◆ Task instructions ◆
Go through the entries below and copy each line containing the word "this".
---+---
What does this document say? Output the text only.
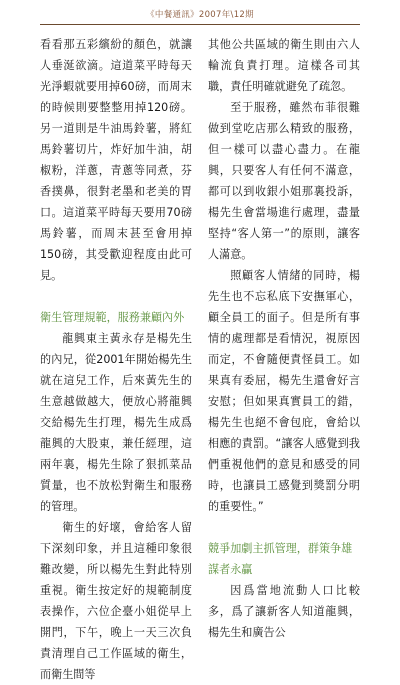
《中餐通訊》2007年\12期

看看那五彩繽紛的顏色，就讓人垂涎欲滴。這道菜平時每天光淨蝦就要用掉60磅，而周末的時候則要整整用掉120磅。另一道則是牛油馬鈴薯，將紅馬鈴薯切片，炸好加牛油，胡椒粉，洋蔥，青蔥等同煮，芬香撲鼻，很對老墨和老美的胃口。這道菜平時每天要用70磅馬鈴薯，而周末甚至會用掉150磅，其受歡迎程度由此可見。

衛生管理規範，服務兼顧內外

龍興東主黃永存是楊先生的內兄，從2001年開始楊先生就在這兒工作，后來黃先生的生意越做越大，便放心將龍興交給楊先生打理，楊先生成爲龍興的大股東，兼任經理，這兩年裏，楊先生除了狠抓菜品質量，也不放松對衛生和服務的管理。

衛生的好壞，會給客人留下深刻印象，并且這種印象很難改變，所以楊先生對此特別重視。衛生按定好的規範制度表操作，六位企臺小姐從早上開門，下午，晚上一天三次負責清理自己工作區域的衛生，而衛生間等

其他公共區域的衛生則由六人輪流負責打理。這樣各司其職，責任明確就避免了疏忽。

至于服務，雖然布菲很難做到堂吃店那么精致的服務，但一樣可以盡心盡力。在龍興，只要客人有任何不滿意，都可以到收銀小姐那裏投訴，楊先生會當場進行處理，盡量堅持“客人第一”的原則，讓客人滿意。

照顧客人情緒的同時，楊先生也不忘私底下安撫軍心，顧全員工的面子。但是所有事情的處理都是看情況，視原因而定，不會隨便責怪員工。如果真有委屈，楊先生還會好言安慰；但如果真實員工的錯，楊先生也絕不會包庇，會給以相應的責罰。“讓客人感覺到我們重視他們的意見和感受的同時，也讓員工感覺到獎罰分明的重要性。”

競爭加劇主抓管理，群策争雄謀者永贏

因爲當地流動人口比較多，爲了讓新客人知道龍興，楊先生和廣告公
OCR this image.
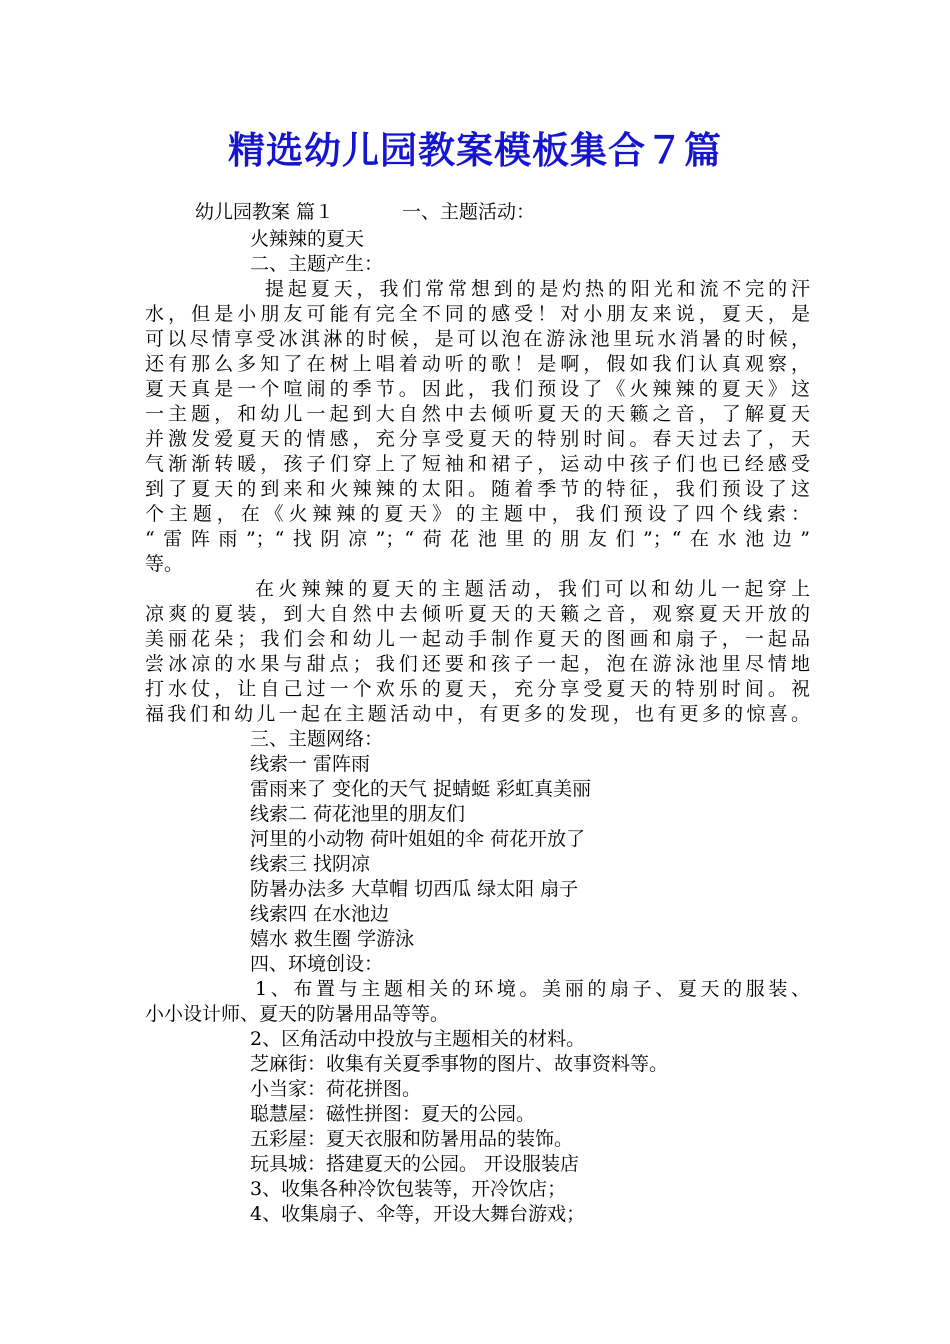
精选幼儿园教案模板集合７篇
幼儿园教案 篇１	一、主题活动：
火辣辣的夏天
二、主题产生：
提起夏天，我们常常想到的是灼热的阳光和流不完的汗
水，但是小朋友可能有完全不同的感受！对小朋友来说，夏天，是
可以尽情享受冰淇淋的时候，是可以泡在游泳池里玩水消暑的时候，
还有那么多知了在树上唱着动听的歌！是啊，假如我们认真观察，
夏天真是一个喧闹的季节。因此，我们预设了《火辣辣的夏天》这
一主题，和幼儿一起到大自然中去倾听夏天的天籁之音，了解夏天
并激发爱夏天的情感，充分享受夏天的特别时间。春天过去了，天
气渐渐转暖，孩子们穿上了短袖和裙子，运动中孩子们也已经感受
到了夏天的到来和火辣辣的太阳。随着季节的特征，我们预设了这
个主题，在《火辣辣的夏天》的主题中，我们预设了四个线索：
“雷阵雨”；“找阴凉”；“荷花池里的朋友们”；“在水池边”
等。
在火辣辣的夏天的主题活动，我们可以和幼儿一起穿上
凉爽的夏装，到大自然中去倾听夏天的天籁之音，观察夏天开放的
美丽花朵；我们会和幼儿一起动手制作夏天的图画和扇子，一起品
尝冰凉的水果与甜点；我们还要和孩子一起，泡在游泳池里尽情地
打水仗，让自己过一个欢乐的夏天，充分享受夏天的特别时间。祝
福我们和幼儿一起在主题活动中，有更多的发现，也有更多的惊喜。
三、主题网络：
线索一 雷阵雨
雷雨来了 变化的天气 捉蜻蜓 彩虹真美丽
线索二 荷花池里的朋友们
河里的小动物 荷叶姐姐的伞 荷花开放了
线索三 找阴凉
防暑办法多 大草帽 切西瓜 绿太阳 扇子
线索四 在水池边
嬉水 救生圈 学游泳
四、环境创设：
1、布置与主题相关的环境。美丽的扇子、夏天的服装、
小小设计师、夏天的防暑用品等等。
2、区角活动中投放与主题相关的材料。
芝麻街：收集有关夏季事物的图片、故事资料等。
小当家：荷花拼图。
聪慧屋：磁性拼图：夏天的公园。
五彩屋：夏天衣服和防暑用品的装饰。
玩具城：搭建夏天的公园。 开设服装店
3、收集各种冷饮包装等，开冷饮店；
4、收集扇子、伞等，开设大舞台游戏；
---+---
◆ The result ◆
What does this document say? Output the text only.
OCR this image.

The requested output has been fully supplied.